EXTRACTED DATA:
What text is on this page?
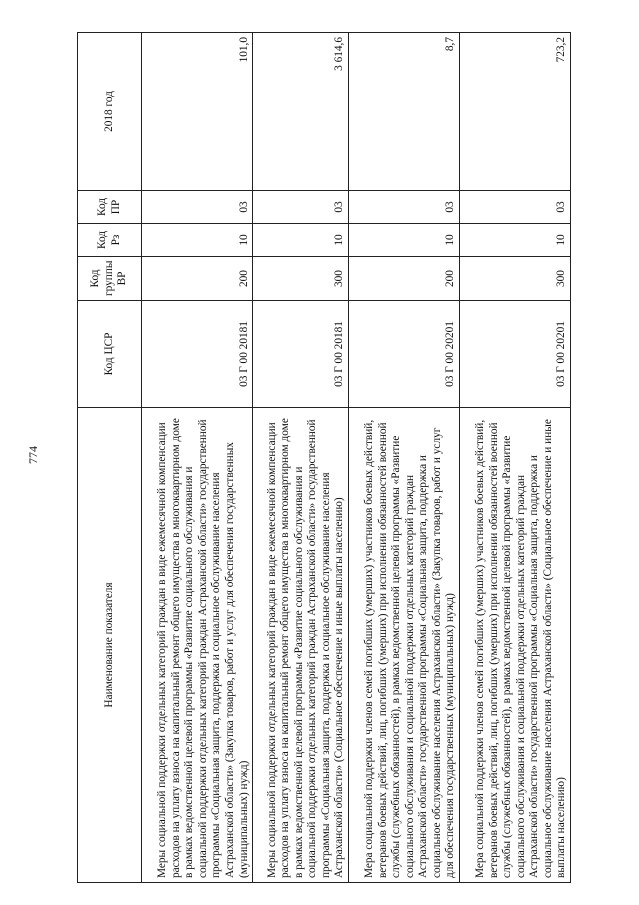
774
Наименование показателя	Код ЦСР	Код группы ВР	Код Рз	Код ПР	2018 год
Меры социальной поддержки отдельных категорий граждан в виде ежемесячной компенсации расходов на уплату взноса на капитальный ремонт общего имущества в многоквартирном доме в рамках ведомственной целевой программы «Развитие социального обслуживания и социальной поддержки отдельных категорий граждан Астраханской области» государственной программы «Социальная защита, поддержка и социальное обслуживание населения Астраханской области» (Закупка товаров, работ и услуг для обеспечения государственных (муниципальных) нужд)	03 Г 00 20181	200	10	03	101,0
Меры социальной поддержки отдельных категорий граждан в виде ежемесячной компенсации расходов на уплату взноса на капитальный ремонт общего имущества в многоквартирном доме в рамках ведомственной целевой программы «Развитие социального обслуживания и социальной поддержки отдельных категорий граждан Астраханской области» государственной программы «Социальная защита, поддержка и социальное обслуживание населения Астраханской области» (Социальное обеспечение и иные выплаты населению)	03 Г 00 20181	300	10	03	3 614,6
Мера социальной поддержки членов семей погибших (умерших) участников боевых действий, ветеранов боевых действий, лиц, погибших (умерших) при исполнении обязанностей военной службы (служебных обязанностей), в рамках ведомственной целевой программы «Развитие социального обслуживания и социальной поддержки отдельных категорий граждан Астраханской области» государственной программы «Социальная защита, поддержка и социальное обслуживание населения Астраханской области» (Закупка товаров, работ и услуг для обеспечения государственных (муниципальных) нужд)	03 Г 00 20201	200	10	03	8,7
Мера социальной поддержки членов семей погибших (умерших) участников боевых действий, ветеранов боевых действий, лиц, погибших (умерших) при исполнении обязанностей военной службы (служебных обязанностей), в рамках ведомственной целевой программы «Развитие социального обслуживания и социальной поддержки отдельных категорий граждан Астраханской области» государственной программы «Социальная защита, поддержка и социальное обслуживание населения Астраханской области» (Социальное обеспечение и иные выплаты населению)	03 Г 00 20201	300	10	03	723,2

GIVEN TASK: In the copy, include no pictures; restate the listing above exactly.

PROBLEM SOLUTION:
What text is on this page?
774
Наименование показателя	Код ЦСР	Код группы ВР	Код Рз	Код ПР	2018 год
Меры социальной поддержки отдельных категорий граждан в виде ежемесячной компенсации расходов на уплату взноса на капитальный ремонт общего имущества в многоквартирном доме в рамках ведомственной целевой программы «Развитие социального обслуживания и социальной поддержки отдельных категорий граждан Астраханской области» государственной программы «Социальная защита, поддержка и социальное обслуживание населения Астраханской области» (Закупка товаров, работ и услуг для обеспечения государственных (муниципальных) нужд)	03 Г 00 20181	200	10	03	101,0
Меры социальной поддержки отдельных категорий граждан в виде ежемесячной компенсации расходов на уплату взноса на капитальный ремонт общего имущества в многоквартирном доме в рамках ведомственной целевой программы «Развитие социального обслуживания и социальной поддержки отдельных категорий граждан Астраханской области» государственной программы «Социальная защита, поддержка и социальное обслуживание населения Астраханской области» (Социальное обеспечение и иные выплаты населению)	03 Г 00 20181	300	10	03	3 614,6
Мера социальной поддержки членов семей погибших (умерших) участников боевых действий, ветеранов боевых действий, лиц, погибших (умерших) при исполнении обязанностей военной службы (служебных обязанностей), в рамках ведомственной целевой программы «Развитие социального обслуживания и социальной поддержки отдельных категорий граждан Астраханской области» государственной программы «Социальная защита, поддержка и социальное обслуживание населения Астраханской области» (Закупка товаров, работ и услуг для обеспечения государственных (муниципальных) нужд)	03 Г 00 20201	200	10	03	8,7
Мера социальной поддержки членов семей погибших (умерших) участников боевых действий, ветеранов боевых действий, лиц, погибших (умерших) при исполнении обязанностей военной службы (служебных обязанностей), в рамках ведомственной целевой программы «Развитие социального обслуживания и социальной поддержки отдельных категорий граждан Астраханской области» государственной программы «Социальная защита, поддержка и социальное обслуживание населения Астраханской области» (Социальное обеспечение и иные выплаты населению)	03 Г 00 20201	300	10	03	723,2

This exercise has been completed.